- **WRITTEN EXERCISE**
Reproduce the records below exactly, leaving out any pictures.

- **EXTRACTED RECORDS**

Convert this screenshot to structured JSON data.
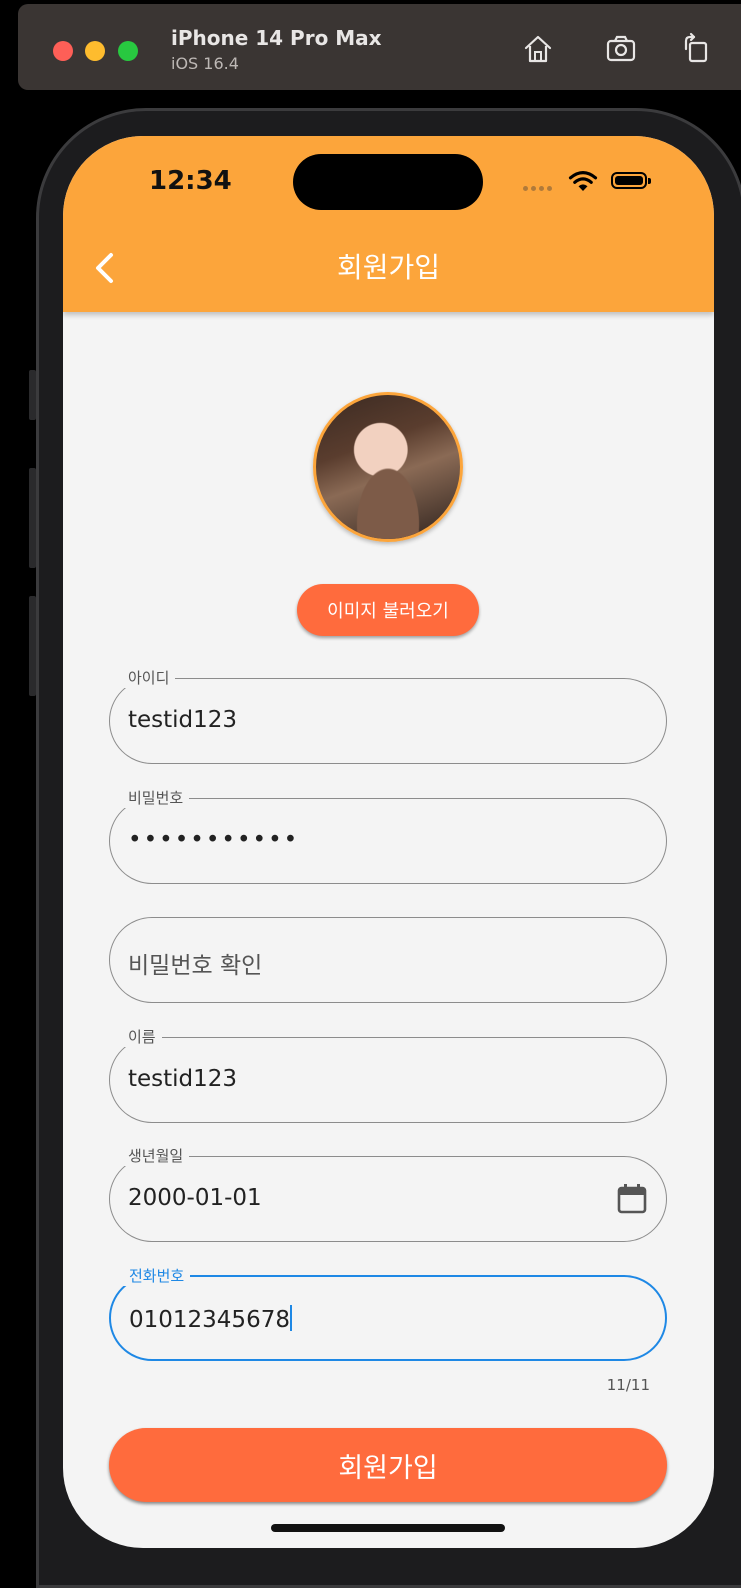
{
  "simulator": {
    "device_name": "iPhone 14 Pro Max",
    "os_version": "iOS 16.4",
    "icons": [
      "home-icon",
      "screenshot-icon",
      "rotate-icon"
    ]
  },
  "status_bar": {
    "time": "12:34"
  },
  "app_bar": {
    "title": "회원가입",
    "back_icon": "chevron-left-icon"
  },
  "profile": {
    "load_image_label": "이미지 불러오기"
  },
  "form": {
    "id": {
      "label": "아이디",
      "value": "testid123"
    },
    "password": {
      "label": "비밀번호",
      "value": "•••••••••••"
    },
    "password_confirm": {
      "placeholder": "비밀번호 확인"
    },
    "name": {
      "label": "이름",
      "value": "testid123"
    },
    "birthdate": {
      "label": "생년월일",
      "value": "2000-01-01",
      "icon": "calendar-icon"
    },
    "phone": {
      "label": "전화번호",
      "value": "01012345678",
      "counter": "11/11"
    }
  },
  "submit_label": "회원가입",
  "colors": {
    "app_bar": "#fca53b",
    "button": "#ff6b3d",
    "focus": "#1e88e5",
    "background": "#f4f4f4"
  }
}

- **REPLY**
Convert this screenshot to structured JSON data.
{
  "simulator": {
    "device_name": "iPhone 14 Pro Max",
    "os_version": "iOS 16.4",
    "icons": [
      "home-icon",
      "screenshot-icon",
      "rotate-icon"
    ]
  },
  "status_bar": {
    "time": "12:34"
  },
  "app_bar": {
    "title": "회원가입",
    "back_icon": "chevron-left-icon"
  },
  "profile": {
    "load_image_label": "이미지 불러오기"
  },
  "form": {
    "id": {
      "label": "아이디",
      "value": "testid123"
    },
    "password": {
      "label": "비밀번호",
      "value": "•••••••••••"
    },
    "password_confirm": {
      "placeholder": "비밀번호 확인"
    },
    "name": {
      "label": "이름",
      "value": "testid123"
    },
    "birthdate": {
      "label": "생년월일",
      "value": "2000-01-01",
      "icon": "calendar-icon"
    },
    "phone": {
      "label": "전화번호",
      "value": "01012345678",
      "counter": "11/11"
    }
  },
  "submit_label": "회원가입",
  "colors": {
    "app_bar": "#fca53b",
    "button": "#ff6b3d",
    "focus": "#1e88e5",
    "background": "#f4f4f4"
  }
}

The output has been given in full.